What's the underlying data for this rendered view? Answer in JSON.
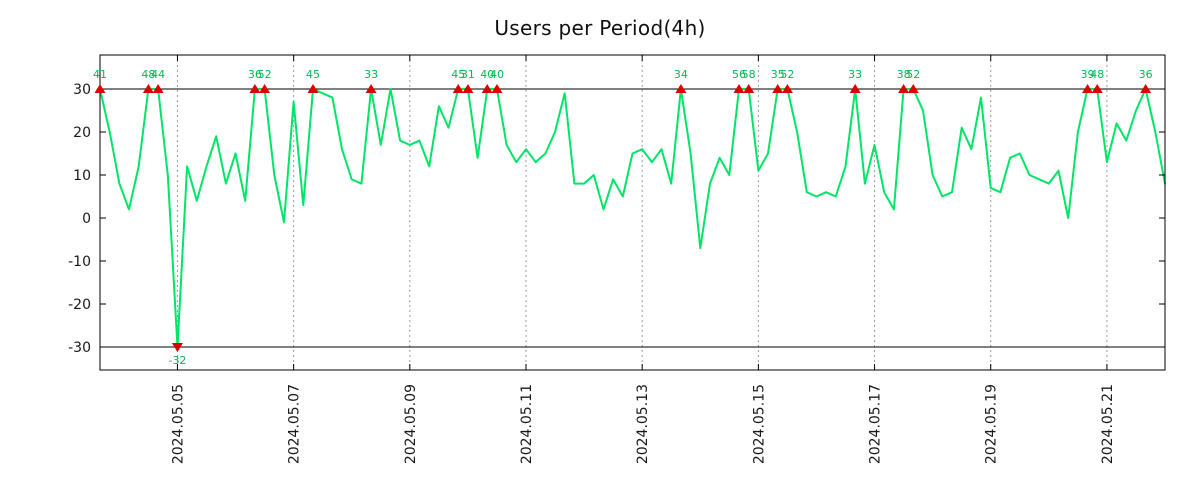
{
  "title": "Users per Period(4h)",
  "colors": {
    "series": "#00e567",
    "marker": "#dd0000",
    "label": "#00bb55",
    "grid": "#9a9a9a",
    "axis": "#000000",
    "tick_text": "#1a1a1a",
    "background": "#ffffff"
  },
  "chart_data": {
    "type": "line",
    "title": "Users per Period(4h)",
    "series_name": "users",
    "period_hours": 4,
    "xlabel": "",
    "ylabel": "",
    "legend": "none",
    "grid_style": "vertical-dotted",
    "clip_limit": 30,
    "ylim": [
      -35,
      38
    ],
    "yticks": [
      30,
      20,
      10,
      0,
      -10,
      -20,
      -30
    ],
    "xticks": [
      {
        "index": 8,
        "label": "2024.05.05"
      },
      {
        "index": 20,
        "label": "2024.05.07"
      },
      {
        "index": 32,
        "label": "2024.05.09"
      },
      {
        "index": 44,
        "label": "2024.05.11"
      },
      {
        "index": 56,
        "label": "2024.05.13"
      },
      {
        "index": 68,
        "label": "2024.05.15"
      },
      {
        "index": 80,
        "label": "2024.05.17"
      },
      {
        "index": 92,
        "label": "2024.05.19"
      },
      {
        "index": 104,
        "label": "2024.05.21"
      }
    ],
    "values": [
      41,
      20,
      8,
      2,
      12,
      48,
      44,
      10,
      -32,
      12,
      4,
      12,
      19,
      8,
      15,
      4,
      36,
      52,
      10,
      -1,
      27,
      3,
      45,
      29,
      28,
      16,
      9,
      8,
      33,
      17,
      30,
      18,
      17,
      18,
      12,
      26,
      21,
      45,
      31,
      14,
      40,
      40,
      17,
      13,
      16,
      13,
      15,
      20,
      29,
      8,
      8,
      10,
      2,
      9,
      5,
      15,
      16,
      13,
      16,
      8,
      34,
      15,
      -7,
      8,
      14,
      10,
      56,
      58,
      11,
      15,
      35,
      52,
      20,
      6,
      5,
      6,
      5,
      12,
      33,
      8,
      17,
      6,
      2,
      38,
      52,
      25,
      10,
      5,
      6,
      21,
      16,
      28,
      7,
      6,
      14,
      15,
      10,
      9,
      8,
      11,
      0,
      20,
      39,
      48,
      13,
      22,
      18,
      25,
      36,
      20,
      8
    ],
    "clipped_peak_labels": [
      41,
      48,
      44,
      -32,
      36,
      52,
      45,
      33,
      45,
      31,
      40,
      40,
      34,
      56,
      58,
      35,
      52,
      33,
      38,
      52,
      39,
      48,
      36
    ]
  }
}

#####

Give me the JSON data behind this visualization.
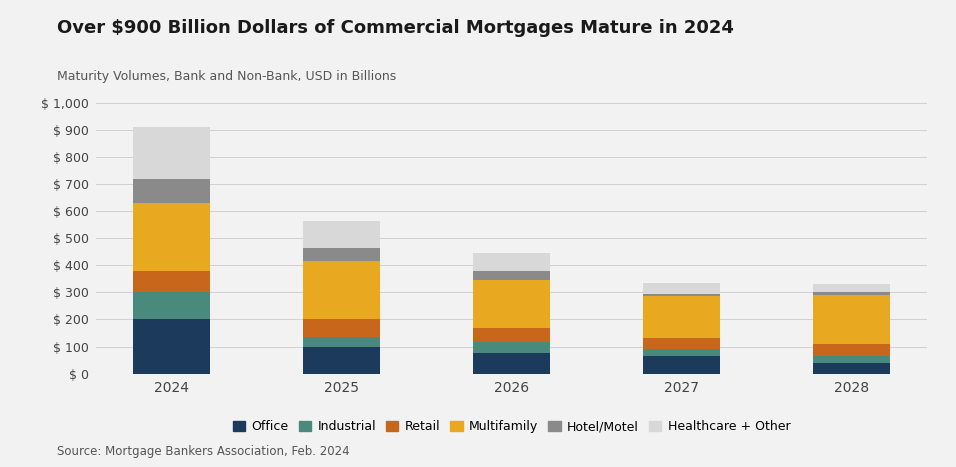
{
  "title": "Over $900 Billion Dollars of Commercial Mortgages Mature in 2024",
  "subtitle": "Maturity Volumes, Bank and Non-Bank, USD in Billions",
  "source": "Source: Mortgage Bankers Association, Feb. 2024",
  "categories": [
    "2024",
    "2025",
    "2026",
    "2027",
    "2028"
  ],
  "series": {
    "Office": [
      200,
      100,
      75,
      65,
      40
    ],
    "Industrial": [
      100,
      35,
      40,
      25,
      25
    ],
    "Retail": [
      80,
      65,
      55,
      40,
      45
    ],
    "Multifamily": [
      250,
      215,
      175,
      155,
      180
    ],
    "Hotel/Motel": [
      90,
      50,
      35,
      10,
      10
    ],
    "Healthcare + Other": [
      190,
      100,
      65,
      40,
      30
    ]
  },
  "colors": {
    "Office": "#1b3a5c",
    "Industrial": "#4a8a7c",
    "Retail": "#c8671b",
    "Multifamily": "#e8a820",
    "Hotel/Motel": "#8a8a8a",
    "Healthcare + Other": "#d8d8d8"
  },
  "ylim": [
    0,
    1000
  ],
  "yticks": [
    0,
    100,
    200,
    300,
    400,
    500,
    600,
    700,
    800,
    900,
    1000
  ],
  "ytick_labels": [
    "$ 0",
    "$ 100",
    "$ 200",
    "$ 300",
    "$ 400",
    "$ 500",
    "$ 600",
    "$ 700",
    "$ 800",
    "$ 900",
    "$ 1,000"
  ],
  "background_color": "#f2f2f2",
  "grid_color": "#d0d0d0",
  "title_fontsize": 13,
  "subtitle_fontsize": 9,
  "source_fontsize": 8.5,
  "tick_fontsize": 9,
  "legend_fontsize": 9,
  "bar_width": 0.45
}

#####

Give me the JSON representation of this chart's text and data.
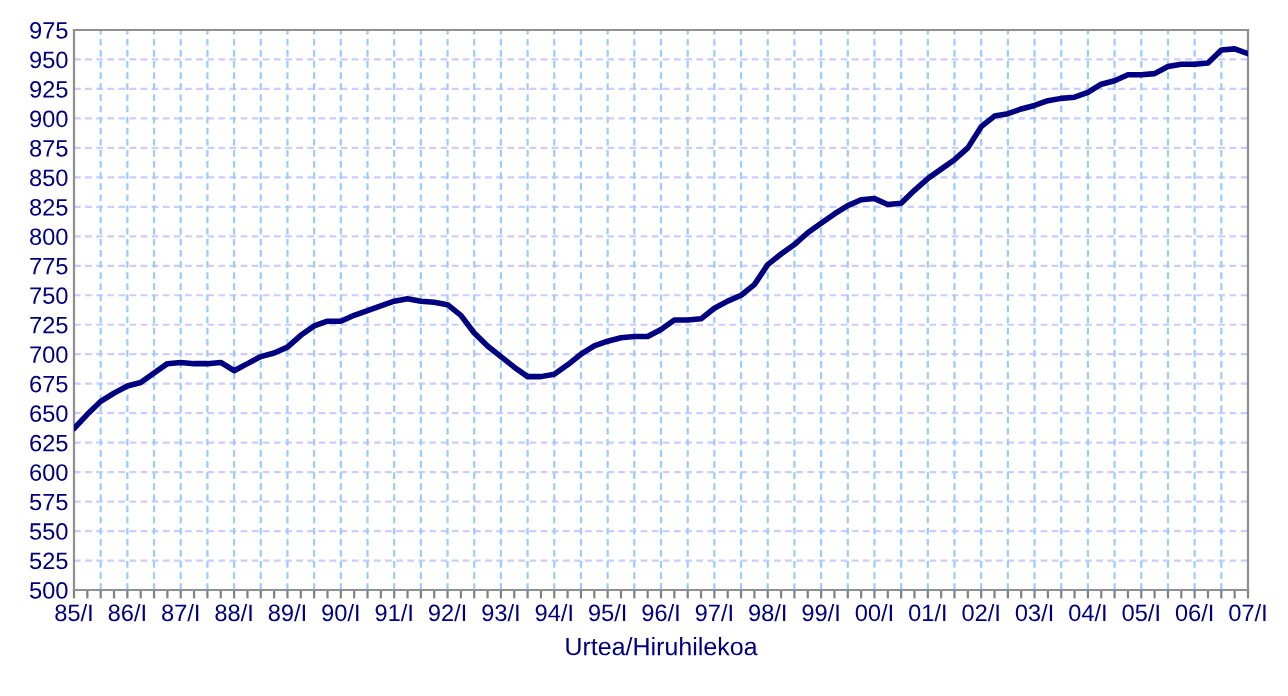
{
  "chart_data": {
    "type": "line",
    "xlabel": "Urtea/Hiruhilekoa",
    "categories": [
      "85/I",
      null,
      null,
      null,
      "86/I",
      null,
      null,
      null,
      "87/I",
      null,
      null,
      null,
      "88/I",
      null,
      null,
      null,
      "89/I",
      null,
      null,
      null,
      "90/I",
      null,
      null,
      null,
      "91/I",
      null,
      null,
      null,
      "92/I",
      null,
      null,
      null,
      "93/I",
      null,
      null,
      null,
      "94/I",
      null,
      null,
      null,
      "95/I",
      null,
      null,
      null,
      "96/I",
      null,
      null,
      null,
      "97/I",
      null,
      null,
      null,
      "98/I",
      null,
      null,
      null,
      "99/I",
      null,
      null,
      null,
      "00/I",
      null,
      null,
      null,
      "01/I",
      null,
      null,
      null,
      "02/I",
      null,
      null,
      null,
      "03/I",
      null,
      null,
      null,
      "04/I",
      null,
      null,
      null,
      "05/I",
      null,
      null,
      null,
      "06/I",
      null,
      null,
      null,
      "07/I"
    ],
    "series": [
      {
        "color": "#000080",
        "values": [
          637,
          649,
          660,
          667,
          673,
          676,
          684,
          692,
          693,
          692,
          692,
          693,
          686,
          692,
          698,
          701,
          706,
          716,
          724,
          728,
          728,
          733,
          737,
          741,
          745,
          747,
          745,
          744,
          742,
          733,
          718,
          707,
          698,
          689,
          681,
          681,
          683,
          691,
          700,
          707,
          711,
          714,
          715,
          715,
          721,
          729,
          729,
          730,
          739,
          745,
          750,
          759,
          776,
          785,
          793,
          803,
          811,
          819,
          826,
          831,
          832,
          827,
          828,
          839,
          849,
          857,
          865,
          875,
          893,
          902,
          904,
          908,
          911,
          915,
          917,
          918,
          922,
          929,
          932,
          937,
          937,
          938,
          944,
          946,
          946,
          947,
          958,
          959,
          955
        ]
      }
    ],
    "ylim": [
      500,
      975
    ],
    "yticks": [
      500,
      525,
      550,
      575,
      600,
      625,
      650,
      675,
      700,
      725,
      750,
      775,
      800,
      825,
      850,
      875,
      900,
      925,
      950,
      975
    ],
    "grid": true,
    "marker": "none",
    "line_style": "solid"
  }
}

#####

Look above for lines with the word "index" and copy them all.

**Reply**
        "index": 8,
        "index": 20,
        "index": 32,
        "index": 44,
        "index": 56,
        "index": 68,
        "index": 80,
        "index": 92,
        "index": 104,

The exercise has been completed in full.